SUPPLIED MATERIAL:
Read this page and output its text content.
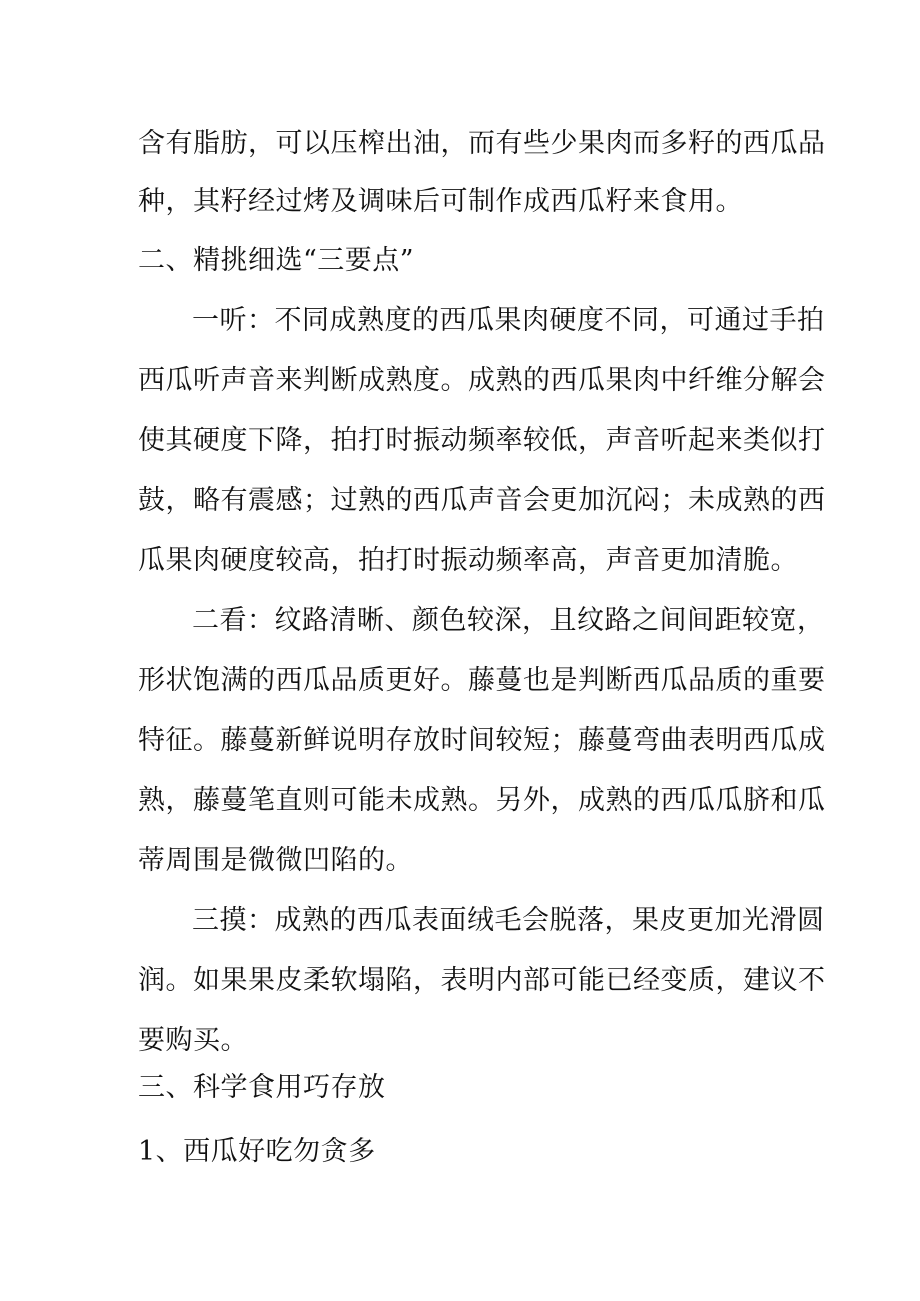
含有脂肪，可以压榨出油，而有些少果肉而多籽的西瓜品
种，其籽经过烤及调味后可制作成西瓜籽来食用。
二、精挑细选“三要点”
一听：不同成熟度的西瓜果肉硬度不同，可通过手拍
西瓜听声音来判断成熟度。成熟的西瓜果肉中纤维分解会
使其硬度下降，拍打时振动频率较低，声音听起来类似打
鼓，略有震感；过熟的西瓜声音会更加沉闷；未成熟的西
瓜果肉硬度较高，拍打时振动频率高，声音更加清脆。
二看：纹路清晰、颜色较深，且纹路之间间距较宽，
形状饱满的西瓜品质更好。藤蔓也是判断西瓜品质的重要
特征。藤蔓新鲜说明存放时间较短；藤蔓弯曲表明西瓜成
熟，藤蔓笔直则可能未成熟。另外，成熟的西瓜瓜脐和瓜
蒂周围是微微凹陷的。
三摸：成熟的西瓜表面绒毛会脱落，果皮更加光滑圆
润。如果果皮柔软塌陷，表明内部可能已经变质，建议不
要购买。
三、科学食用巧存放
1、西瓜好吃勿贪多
--
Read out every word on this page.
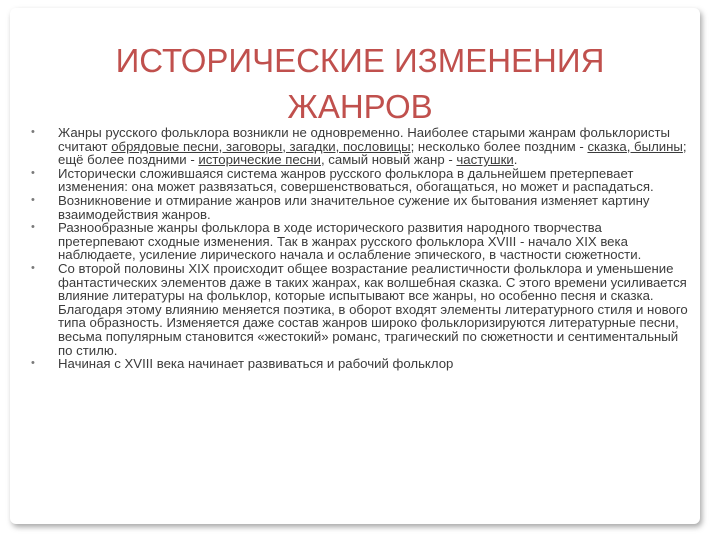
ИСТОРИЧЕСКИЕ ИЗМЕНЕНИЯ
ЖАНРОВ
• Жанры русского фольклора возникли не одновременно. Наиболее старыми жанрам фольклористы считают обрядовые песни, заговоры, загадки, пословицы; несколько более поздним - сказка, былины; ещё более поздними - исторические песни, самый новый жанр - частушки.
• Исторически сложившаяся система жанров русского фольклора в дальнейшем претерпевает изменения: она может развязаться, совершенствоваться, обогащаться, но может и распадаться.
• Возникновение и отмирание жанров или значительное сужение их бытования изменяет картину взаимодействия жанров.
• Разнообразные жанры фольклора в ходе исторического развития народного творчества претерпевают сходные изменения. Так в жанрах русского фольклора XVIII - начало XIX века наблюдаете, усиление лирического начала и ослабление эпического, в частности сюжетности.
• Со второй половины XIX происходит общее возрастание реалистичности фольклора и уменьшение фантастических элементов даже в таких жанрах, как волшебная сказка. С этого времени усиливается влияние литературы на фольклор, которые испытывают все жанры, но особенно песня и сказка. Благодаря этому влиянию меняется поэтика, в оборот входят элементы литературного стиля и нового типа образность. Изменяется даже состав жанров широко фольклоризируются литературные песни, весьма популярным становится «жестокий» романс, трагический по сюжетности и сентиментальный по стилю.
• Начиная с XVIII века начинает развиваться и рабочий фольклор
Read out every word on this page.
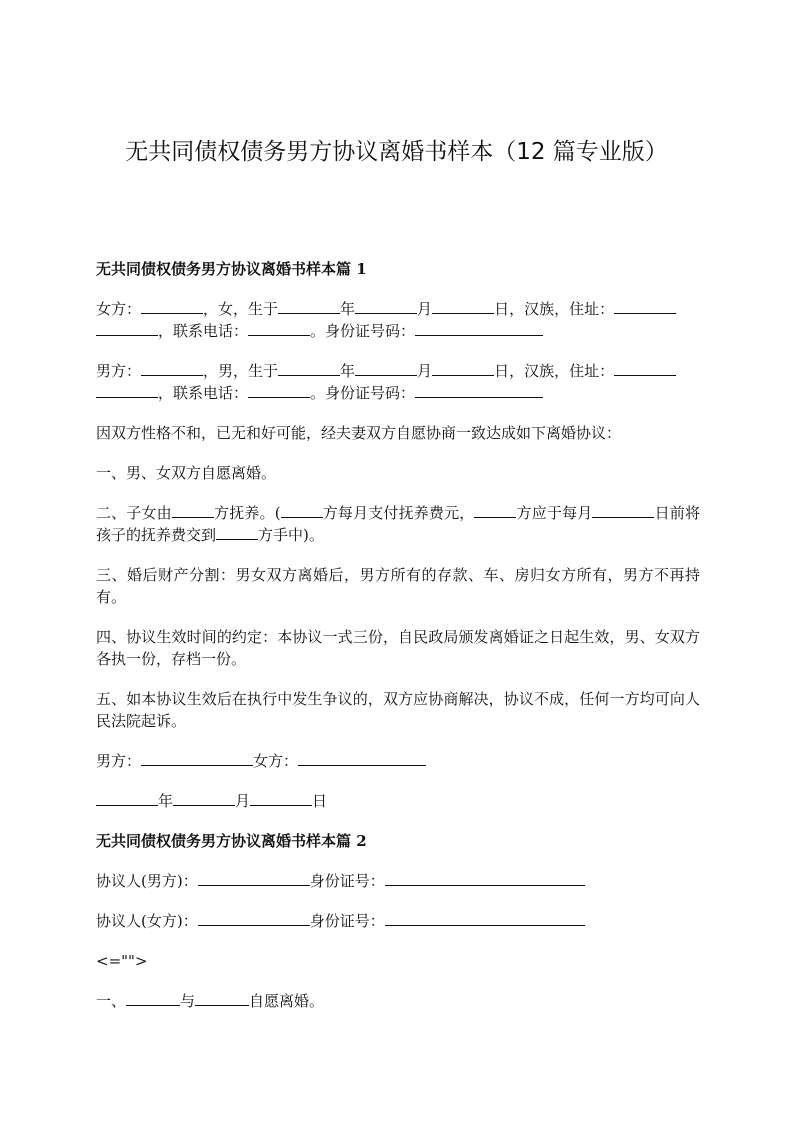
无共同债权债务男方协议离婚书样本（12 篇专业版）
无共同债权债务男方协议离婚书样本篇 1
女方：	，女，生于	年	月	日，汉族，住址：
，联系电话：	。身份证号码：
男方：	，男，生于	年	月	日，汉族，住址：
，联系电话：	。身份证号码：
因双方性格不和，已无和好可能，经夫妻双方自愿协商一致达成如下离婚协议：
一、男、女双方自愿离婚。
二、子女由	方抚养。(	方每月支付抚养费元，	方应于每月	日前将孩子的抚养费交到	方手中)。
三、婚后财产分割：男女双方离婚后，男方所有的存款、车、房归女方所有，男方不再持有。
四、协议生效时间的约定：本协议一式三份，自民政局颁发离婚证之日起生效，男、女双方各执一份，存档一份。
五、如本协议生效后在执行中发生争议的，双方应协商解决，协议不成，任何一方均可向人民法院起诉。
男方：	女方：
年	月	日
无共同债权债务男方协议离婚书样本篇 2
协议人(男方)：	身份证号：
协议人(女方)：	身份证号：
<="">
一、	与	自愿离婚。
==
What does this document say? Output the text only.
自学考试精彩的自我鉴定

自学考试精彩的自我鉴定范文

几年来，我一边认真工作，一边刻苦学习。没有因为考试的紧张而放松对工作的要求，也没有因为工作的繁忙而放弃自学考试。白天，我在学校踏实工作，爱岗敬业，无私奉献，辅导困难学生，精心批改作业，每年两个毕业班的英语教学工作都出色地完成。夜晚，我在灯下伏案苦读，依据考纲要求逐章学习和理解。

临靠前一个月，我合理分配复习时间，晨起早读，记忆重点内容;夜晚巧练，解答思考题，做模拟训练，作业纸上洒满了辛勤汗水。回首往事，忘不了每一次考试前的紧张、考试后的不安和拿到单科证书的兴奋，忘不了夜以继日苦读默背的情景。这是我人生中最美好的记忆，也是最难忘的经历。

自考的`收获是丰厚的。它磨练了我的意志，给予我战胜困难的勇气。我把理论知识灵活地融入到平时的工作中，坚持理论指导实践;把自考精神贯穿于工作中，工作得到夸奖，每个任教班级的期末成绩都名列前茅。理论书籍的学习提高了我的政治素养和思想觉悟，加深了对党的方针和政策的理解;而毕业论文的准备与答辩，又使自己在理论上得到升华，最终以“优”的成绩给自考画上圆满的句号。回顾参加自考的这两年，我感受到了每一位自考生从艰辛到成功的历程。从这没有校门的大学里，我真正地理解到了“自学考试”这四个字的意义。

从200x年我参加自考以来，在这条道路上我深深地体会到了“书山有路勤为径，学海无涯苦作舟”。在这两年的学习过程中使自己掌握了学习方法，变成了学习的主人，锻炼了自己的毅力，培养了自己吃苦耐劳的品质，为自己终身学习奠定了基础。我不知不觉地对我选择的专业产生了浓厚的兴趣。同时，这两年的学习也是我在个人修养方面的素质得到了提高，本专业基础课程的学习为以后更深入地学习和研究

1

PROMPT:
State only how many lines in the material include "XVIII".

RESPONSE TO THIS TASK:
2